> [Dataset extract]:

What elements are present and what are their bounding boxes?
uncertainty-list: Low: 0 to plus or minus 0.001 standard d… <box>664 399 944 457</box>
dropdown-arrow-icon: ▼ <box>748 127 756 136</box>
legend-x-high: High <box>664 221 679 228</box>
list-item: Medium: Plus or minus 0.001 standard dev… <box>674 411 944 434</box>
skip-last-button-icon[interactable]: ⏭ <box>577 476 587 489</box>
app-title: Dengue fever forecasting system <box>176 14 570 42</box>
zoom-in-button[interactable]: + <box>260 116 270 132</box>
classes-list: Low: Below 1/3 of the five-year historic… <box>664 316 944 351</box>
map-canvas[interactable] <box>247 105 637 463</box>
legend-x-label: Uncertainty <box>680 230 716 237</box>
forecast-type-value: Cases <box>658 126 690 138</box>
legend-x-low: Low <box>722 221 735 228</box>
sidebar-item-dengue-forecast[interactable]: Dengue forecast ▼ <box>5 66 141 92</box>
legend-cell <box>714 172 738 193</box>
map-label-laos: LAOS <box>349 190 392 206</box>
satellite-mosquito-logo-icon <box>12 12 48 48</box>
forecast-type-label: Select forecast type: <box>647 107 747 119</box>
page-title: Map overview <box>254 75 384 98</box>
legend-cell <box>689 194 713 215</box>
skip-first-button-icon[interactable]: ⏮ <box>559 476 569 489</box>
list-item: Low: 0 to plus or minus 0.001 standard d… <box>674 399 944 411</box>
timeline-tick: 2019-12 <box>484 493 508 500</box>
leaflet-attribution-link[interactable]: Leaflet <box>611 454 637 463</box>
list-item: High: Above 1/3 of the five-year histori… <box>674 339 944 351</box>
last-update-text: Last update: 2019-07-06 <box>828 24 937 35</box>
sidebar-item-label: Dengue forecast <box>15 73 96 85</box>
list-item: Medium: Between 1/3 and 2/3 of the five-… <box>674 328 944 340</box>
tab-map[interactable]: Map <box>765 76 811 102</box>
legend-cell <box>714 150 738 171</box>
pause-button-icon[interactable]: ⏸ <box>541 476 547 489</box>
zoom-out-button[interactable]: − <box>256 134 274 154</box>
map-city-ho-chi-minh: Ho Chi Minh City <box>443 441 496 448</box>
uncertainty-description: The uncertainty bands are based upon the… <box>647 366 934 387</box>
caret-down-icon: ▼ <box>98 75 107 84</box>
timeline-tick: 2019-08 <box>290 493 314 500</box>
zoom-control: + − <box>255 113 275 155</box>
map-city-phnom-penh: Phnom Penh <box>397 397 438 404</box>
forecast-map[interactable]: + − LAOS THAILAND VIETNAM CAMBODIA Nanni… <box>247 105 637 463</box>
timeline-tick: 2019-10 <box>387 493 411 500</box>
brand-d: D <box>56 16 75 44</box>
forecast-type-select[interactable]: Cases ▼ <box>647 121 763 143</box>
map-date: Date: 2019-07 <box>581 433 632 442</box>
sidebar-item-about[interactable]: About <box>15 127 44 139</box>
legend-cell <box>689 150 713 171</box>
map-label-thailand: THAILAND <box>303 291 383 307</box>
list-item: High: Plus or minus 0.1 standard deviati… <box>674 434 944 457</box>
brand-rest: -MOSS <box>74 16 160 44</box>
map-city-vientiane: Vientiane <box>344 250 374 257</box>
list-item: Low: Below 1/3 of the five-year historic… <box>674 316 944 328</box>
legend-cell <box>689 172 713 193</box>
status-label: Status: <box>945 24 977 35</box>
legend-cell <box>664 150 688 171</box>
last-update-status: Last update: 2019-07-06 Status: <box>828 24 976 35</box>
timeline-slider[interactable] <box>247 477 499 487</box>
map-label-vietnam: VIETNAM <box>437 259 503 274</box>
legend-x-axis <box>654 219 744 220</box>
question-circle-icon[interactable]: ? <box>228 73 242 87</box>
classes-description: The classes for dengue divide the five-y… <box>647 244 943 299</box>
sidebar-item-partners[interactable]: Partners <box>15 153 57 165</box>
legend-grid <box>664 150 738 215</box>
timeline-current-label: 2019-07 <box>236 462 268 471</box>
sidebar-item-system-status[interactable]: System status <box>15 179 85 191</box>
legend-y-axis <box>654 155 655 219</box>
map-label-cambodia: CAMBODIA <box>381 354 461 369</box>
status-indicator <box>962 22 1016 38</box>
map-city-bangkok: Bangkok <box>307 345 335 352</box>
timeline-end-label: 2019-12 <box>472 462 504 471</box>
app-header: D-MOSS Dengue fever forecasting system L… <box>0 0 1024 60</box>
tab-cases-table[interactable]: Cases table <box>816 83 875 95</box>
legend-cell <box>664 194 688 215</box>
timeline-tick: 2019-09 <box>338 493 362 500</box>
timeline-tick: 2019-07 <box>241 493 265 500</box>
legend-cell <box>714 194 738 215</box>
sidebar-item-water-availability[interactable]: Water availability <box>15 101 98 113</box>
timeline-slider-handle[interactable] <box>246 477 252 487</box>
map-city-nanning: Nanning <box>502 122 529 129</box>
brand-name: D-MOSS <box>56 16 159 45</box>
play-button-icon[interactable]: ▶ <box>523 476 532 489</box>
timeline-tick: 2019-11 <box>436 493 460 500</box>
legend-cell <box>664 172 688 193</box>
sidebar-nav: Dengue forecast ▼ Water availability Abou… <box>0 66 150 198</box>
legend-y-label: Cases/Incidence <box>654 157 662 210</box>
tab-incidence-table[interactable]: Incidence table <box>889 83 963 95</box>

> [Task details]:
Reproduce every line of the data above verbatim, without changing any character.

> [Solution to this exercise]:
What elements are present and what are their bounding boxes?
uncertainty-list: Low: 0 to plus or minus 0.001 standard d… <box>664 399 944 457</box>
dropdown-arrow-icon: ▼ <box>748 127 756 136</box>
legend-x-high: High <box>664 221 679 228</box>
list-item: Medium: Plus or minus 0.001 standard dev… <box>674 411 944 434</box>
skip-last-button-icon[interactable]: ⏭ <box>577 476 587 489</box>
app-title: Dengue fever forecasting system <box>176 14 570 42</box>
zoom-in-button[interactable]: + <box>260 116 270 132</box>
classes-list: Low: Below 1/3 of the five-year historic… <box>664 316 944 351</box>
map-canvas[interactable] <box>247 105 637 463</box>
legend-x-label: Uncertainty <box>680 230 716 237</box>
forecast-type-value: Cases <box>658 126 690 138</box>
legend-x-low: Low <box>722 221 735 228</box>
sidebar-item-dengue-forecast[interactable]: Dengue forecast ▼ <box>5 66 141 92</box>
legend-cell <box>714 172 738 193</box>
map-label-laos: LAOS <box>349 190 392 206</box>
satellite-mosquito-logo-icon <box>12 12 48 48</box>
forecast-type-label: Select forecast type: <box>647 107 747 119</box>
page-title: Map overview <box>254 75 384 98</box>
legend-cell <box>689 194 713 215</box>
skip-first-button-icon[interactable]: ⏮ <box>559 476 569 489</box>
list-item: Low: 0 to plus or minus 0.001 standard d… <box>674 399 944 411</box>
timeline-tick: 2019-12 <box>484 493 508 500</box>
leaflet-attribution-link[interactable]: Leaflet <box>611 454 637 463</box>
list-item: High: Above 1/3 of the five-year histori… <box>674 339 944 351</box>
last-update-text: Last update: 2019-07-06 <box>828 24 937 35</box>
sidebar-item-label: Dengue forecast <box>15 73 96 85</box>
list-item: Medium: Between 1/3 and 2/3 of the five-… <box>674 328 944 340</box>
tab-map[interactable]: Map <box>765 76 811 102</box>
legend-cell <box>714 150 738 171</box>
pause-button-icon[interactable]: ⏸ <box>541 476 547 489</box>
zoom-out-button[interactable]: − <box>256 134 274 154</box>
map-city-ho-chi-minh: Ho Chi Minh City <box>443 441 496 448</box>
uncertainty-description: The uncertainty bands are based upon the… <box>647 366 934 387</box>
caret-down-icon: ▼ <box>98 75 107 84</box>
timeline-tick: 2019-08 <box>290 493 314 500</box>
zoom-control: + − <box>255 113 275 155</box>
map-city-phnom-penh: Phnom Penh <box>397 397 438 404</box>
forecast-map[interactable]: + − LAOS THAILAND VIETNAM CAMBODIA Nanni… <box>247 105 637 463</box>
timeline-tick: 2019-10 <box>387 493 411 500</box>
brand-d: D <box>56 16 75 44</box>
forecast-type-select[interactable]: Cases ▼ <box>647 121 763 143</box>
map-date: Date: 2019-07 <box>581 433 632 442</box>
sidebar-item-about[interactable]: About <box>15 127 44 139</box>
legend-cell <box>689 150 713 171</box>
map-label-thailand: THAILAND <box>303 291 383 307</box>
list-item: High: Plus or minus 0.1 standard deviati… <box>674 434 944 457</box>
brand-rest: -MOSS <box>74 16 160 44</box>
map-city-vientiane: Vientiane <box>344 250 374 257</box>
list-item: Low: Below 1/3 of the five-year historic… <box>674 316 944 328</box>
legend-cell <box>689 172 713 193</box>
status-label: Status: <box>945 24 977 35</box>
legend-cell <box>664 150 688 171</box>
last-update-status: Last update: 2019-07-06 Status: <box>828 24 976 35</box>
timeline-slider[interactable] <box>247 477 499 487</box>
map-label-vietnam: VIETNAM <box>437 259 503 274</box>
legend-x-axis <box>654 219 744 220</box>
question-circle-icon[interactable]: ? <box>228 73 242 87</box>
classes-description: The classes for dengue divide the five-y… <box>647 244 943 299</box>
sidebar-item-partners[interactable]: Partners <box>15 153 57 165</box>
legend-grid <box>664 150 738 215</box>
timeline-current-label: 2019-07 <box>236 462 268 471</box>
sidebar-item-system-status[interactable]: System status <box>15 179 85 191</box>
legend-y-axis <box>654 155 655 219</box>
map-label-cambodia: CAMBODIA <box>381 354 461 369</box>
status-indicator <box>962 22 1016 38</box>
map-city-bangkok: Bangkok <box>307 345 335 352</box>
timeline-end-label: 2019-12 <box>472 462 504 471</box>
app-header: D-MOSS Dengue fever forecasting system L… <box>0 0 1024 60</box>
tab-cases-table[interactable]: Cases table <box>816 83 875 95</box>
legend-cell <box>664 194 688 215</box>
timeline-tick: 2019-09 <box>338 493 362 500</box>
timeline-tick: 2019-07 <box>241 493 265 500</box>
legend-cell <box>714 194 738 215</box>
sidebar-item-water-availability[interactable]: Water availability <box>15 101 98 113</box>
timeline-slider-handle[interactable] <box>246 477 252 487</box>
map-city-nanning: Nanning <box>502 122 529 129</box>
brand-name: D-MOSS <box>56 16 159 45</box>
play-button-icon[interactable]: ▶ <box>523 476 532 489</box>
timeline-tick: 2019-11 <box>436 493 460 500</box>
legend-cell <box>664 172 688 193</box>
sidebar-nav: Dengue forecast ▼ Water availability Abou… <box>0 66 150 198</box>
legend-y-label: Cases/Incidence <box>654 157 662 210</box>
tab-incidence-table[interactable]: Incidence table <box>889 83 963 95</box>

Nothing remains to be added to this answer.